Leave out every picture, and restate word for word only the lines from the one containing "OCR this image." through the end of the material.

[BEGIN DATASET EXCERPTS]

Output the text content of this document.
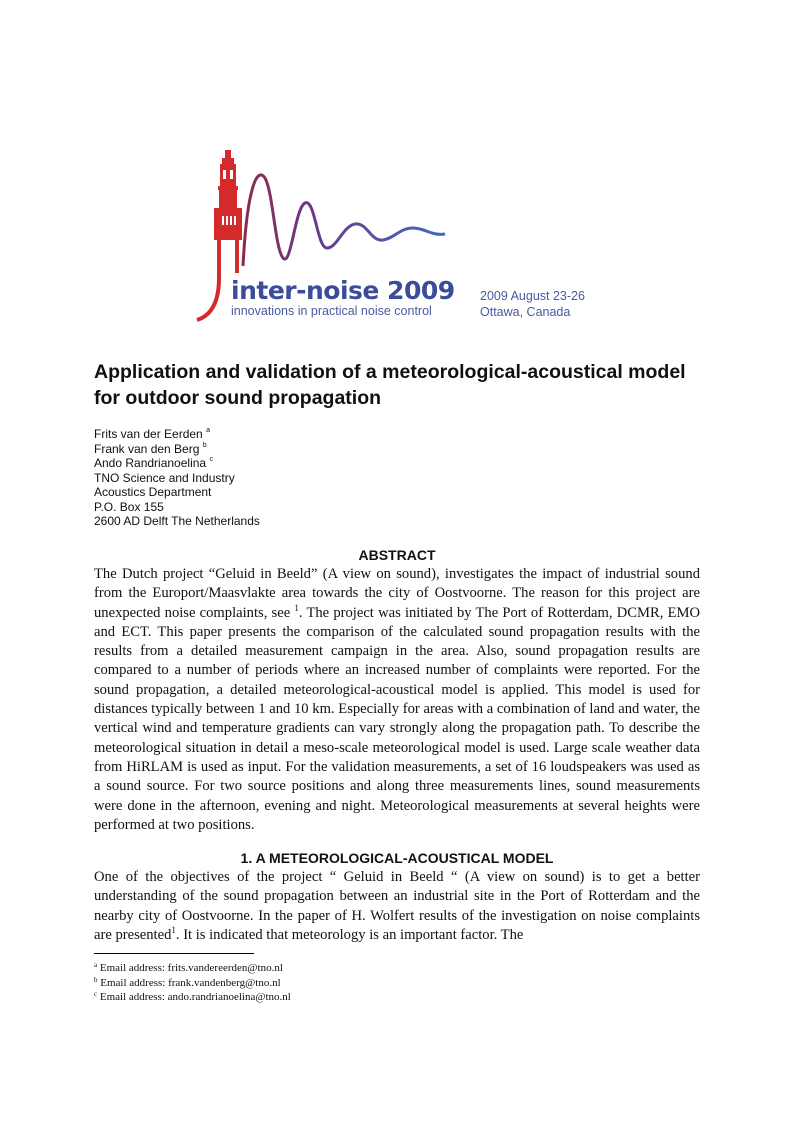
inter-noise 2009
innovations in practical noise control
2009 August 23-26
Ottawa, Canada
Application and validation of a meteorological-acoustical model for outdoor sound propagation
Frits van der Eerden $^a$
Frank van den Berg $^b$
Ando Randrianoelina $^c$
TNO Science and Industry
Acoustics Department
P.O. Box 155
2600 AD Delft The Netherlands
ABSTRACT

The Dutch project “Geluid in Beeld” (A view on sound), investigates the impact of industrial sound from the Europort/Maasvlakte area towards the city of Oostvoorne. The reason for this project are unexpected noise complaints, see $^1$. The project was initiated by The Port of Rotterdam, DCMR, EMO and ECT. This paper presents the comparison of the calculated sound propagation results with the results from a detailed measurement campaign in the area. Also, sound propagation results are compared to a number of periods where an increased number of complaints were reported. For the sound propagation, a detailed meteorological-acoustical model is applied. This model is used for distances typically between 1 and 10 km. Especially for areas with a combination of land and water, the vertical wind and temperature gradients can vary strongly along the propagation path. To describe the meteorological situation in detail a meso-scale meteorological model is used. Large scale weather data from HiRLAM is used as input. For the validation measurements, a set of 16 loudspeakers was used as a sound source. For two source positions and along three measurements lines, sound measurements were done in the afternoon, evening and night. Meteorological measurements at several heights were performed at two positions.

1. A METEOROLOGICAL-ACOUSTICAL MODEL

One of the objectives of the project “ Geluid in Beeld “ (A view on sound) is to get a better understanding of the sound propagation between an industrial site in the Port of Rotterdam and the nearby city of Oostvoorne. In the paper of H. Wolfert results of the investigation on noise complaints are presented$^1$. It is indicated that meteorology is an important factor. The

$^a$ Email address: frits.vandereerden@tno.nl
$^b$ Email address: frank.vandenberg@tno.nl
$^c$ Email address: ando.randrianoelina@tno.nl
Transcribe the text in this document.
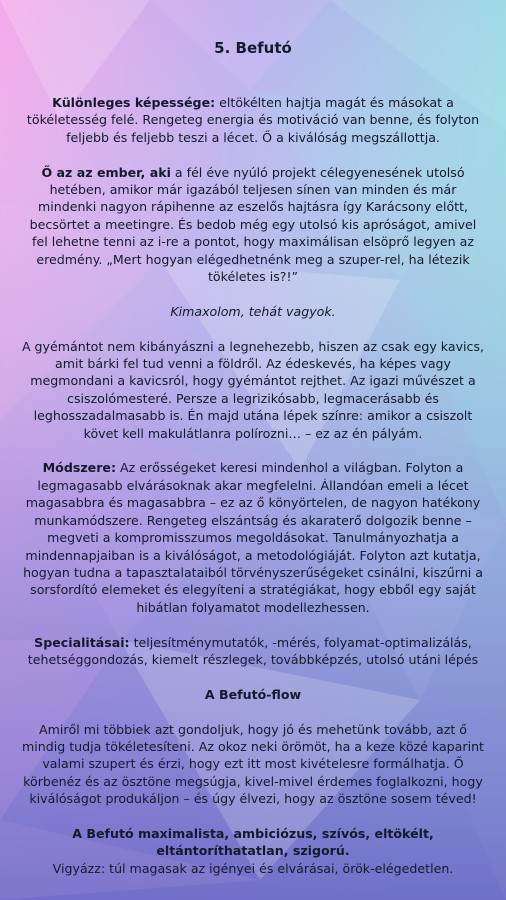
5. Befutó

Különleges képessége: eltökélten hajtja magát és másokat a tökéletesség felé. Rengeteg energia és motiváció van benne, és folyton feljebb és feljebb teszi a lécet. Ő a kiválóság megszállottja.

Ő az az ember, aki a fél éve nyúló projekt célegyenesének utolsó hetében, amikor már igazából teljesen sínen van minden és már mindenki nagyon rápihenne az eszelős hajtásra így Karácsony előtt, becsörtet a meetingre. És bedob még egy utolsó kis apróságot, amivel fel lehetne tenni az i-re a pontot, hogy maximálisan elsöprő legyen az eredmény. „Mert hogyan elégedhetnénk meg a szuper-rel, ha létezik tökéletes is?!”

Kimaxolom, tehát vagyok.

A gyémántot nem kibányászni a legnehezebb, hiszen az csak egy kavics, amit bárki fel tud venni a földről. Az édeskevés, ha képes vagy megmondani a kavicsról, hogy gyémántot rejthet. Az igazi művészet a csiszolómesteré. Persze a legrizikósabb, legmacerásabb és leghosszadalmasabb is. Én majd utána lépek színre: amikor a csiszolt követ kell makulátlanra polírozni… – ez az én pályám.

Módszere: Az erősségeket keresi mindenhol a világban. Folyton a legmagasabb elvárásoknak akar megfelelni. Állandóan emeli a lécet magasabbra és magasabbra – ez az ő könyörtelen, de nagyon hatékony munkamódszere. Rengeteg elszántság és akaraterő dolgozik benne – megveti a kompromisszumos megoldásokat. Tanulmányozhatja a mindennapjaiban is a kiválóságot, a metodológiáját. Folyton azt kutatja, hogyan tudna a tapasztalataiból törvényszerűségeket csinálni, kiszűrni a sorsfordító elemeket és elegyíteni a stratégiákat, hogy ebből egy saját hibátlan folyamatot modellezhessen.

Specialitásai: teljesítménymutatók, -mérés, folyamat-optimalizálás, tehetséggondozás, kiemelt részlegek, továbbképzés, utolsó utáni lépés

A Befutó-flow

Amiről mi többiek azt gondoljuk, hogy jó és mehetünk tovább, azt ő mindig tudja tökéletesíteni. Az okoz neki örömöt, ha a keze közé kaparint valami szupert és érzi, hogy ezt itt most kivételesre formálhatja. Ő körbenéz és az ösztöne megsúgja, kivel-mivel érdemes foglalkozni, hogy kiválóságot produkáljon – és úgy élvezi, hogy az ösztöne sosem téved!

A Befutó maximalista, ambiciózus, szívós, eltökélt, eltántoríthatatlan, szigorú.
Vigyázz: túl magasak az igényei és elvárásai, örök-elégedetlen.
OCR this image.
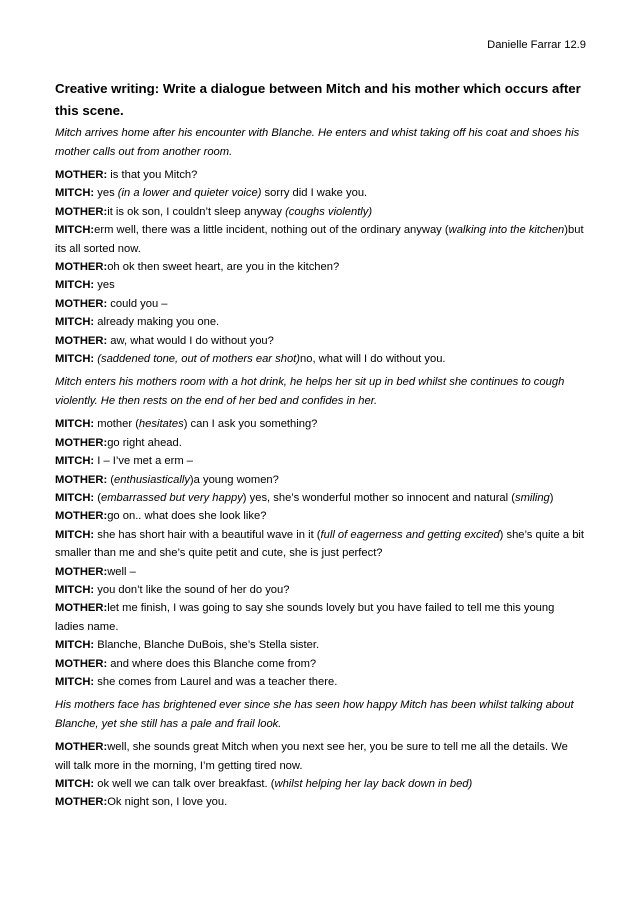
Danielle Farrar 12.9
Creative writing: Write a dialogue between Mitch and his mother which occurs after this scene.
Mitch arrives home after his encounter with Blanche. He enters and whist taking off his coat and shoes his mother calls out from another room.
MOTHER: is that you Mitch?
MITCH: yes (in a lower and quieter voice) sorry did I wake you.
MOTHER:it is ok son, I couldn’t sleep anyway (coughs violently)
MITCH:erm well, there was a little incident, nothing out of the ordinary anyway (walking into the kitchen)but its all sorted now.
MOTHER:oh ok then sweet heart, are you in the kitchen?
MITCH: yes
MOTHER: could you –
MITCH: already making you one.
MOTHER: aw, what would I do without you?
MITCH: (saddened tone, out of mothers ear shot)no, what will I do without you.
Mitch enters his mothers room with a hot drink, he helps her sit up in bed whilst she continues to cough violently. He then rests on the end of her bed and confides in her.
MITCH: mother (hesitates) can I ask you something?
MOTHER:go right ahead.
MITCH: I – I’ve met a erm –
MOTHER: (enthusiastically)a young women?
MITCH: (embarrassed but very happy) yes, she’s wonderful mother so innocent and natural (smiling)
MOTHER:go on.. what does she look like?
MITCH: she has short hair with a beautiful wave in it (full of eagerness and getting excited) she’s quite a bit smaller than me and she’s quite petit and cute, she is just perfect?
MOTHER:well –
MITCH: you don’t like the sound of her do you?
MOTHER:let me finish, I was going to say she sounds lovely but you have failed to tell me this young ladies name.
MITCH: Blanche, Blanche DuBois, she’s Stella sister.
MOTHER: and where does this Blanche come from?
MITCH: she comes from Laurel and was a teacher there.
His mothers face has brightened ever since she has seen how happy Mitch has been whilst talking about Blanche, yet she still has a pale and frail look.
MOTHER:well, she sounds great Mitch when you next see her, you be sure to tell me all the details. We will talk more in the morning, I’m getting tired now.
MITCH: ok well we can talk over breakfast. (whilst helping her lay back down in bed)
MOTHER:Ok night son, I love you.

[END DATASET EXCERPTS]

EXERCISE ANSWER:
OCR this image.
Danielle Farrar 12.9
Creative writing: Write a dialogue between Mitch and his mother which occurs after this scene.
Mitch arrives home after his encounter with Blanche. He enters and whist taking off his coat and shoes his mother calls out from another room.
MOTHER: is that you Mitch?
MITCH: yes (in a lower and quieter voice) sorry did I wake you.
MOTHER:it is ok son, I couldn’t sleep anyway (coughs violently)
MITCH:erm well, there was a little incident, nothing out of the ordinary anyway (walking into the kitchen)but its all sorted now.
MOTHER:oh ok then sweet heart, are you in the kitchen?
MITCH: yes
MOTHER: could you –
MITCH: already making you one.
MOTHER: aw, what would I do without you?
MITCH: (saddened tone, out of mothers ear shot)no, what will I do without you.
Mitch enters his mothers room with a hot drink, he helps her sit up in bed whilst she continues to cough violently. He then rests on the end of her bed and confides in her.
MITCH: mother (hesitates) can I ask you something?
MOTHER:go right ahead.
MITCH: I – I’ve met a erm –
MOTHER: (enthusiastically)a young women?
MITCH: (embarrassed but very happy) yes, she’s wonderful mother so innocent and natural (smiling)
MOTHER:go on.. what does she look like?
MITCH: she has short hair with a beautiful wave in it (full of eagerness and getting excited) she’s quite a bit smaller than me and she’s quite petit and cute, she is just perfect?
MOTHER:well –
MITCH: you don’t like the sound of her do you?
MOTHER:let me finish, I was going to say she sounds lovely but you have failed to tell me this young ladies name.
MITCH: Blanche, Blanche DuBois, she’s Stella sister.
MOTHER: and where does this Blanche come from?
MITCH: she comes from Laurel and was a teacher there.
His mothers face has brightened ever since she has seen how happy Mitch has been whilst talking about Blanche, yet she still has a pale and frail look.
MOTHER:well, she sounds great Mitch when you next see her, you be sure to tell me all the details. We will talk more in the morning, I’m getting tired now.
MITCH: ok well we can talk over breakfast. (whilst helping her lay back down in bed)
MOTHER:Ok night son, I love you.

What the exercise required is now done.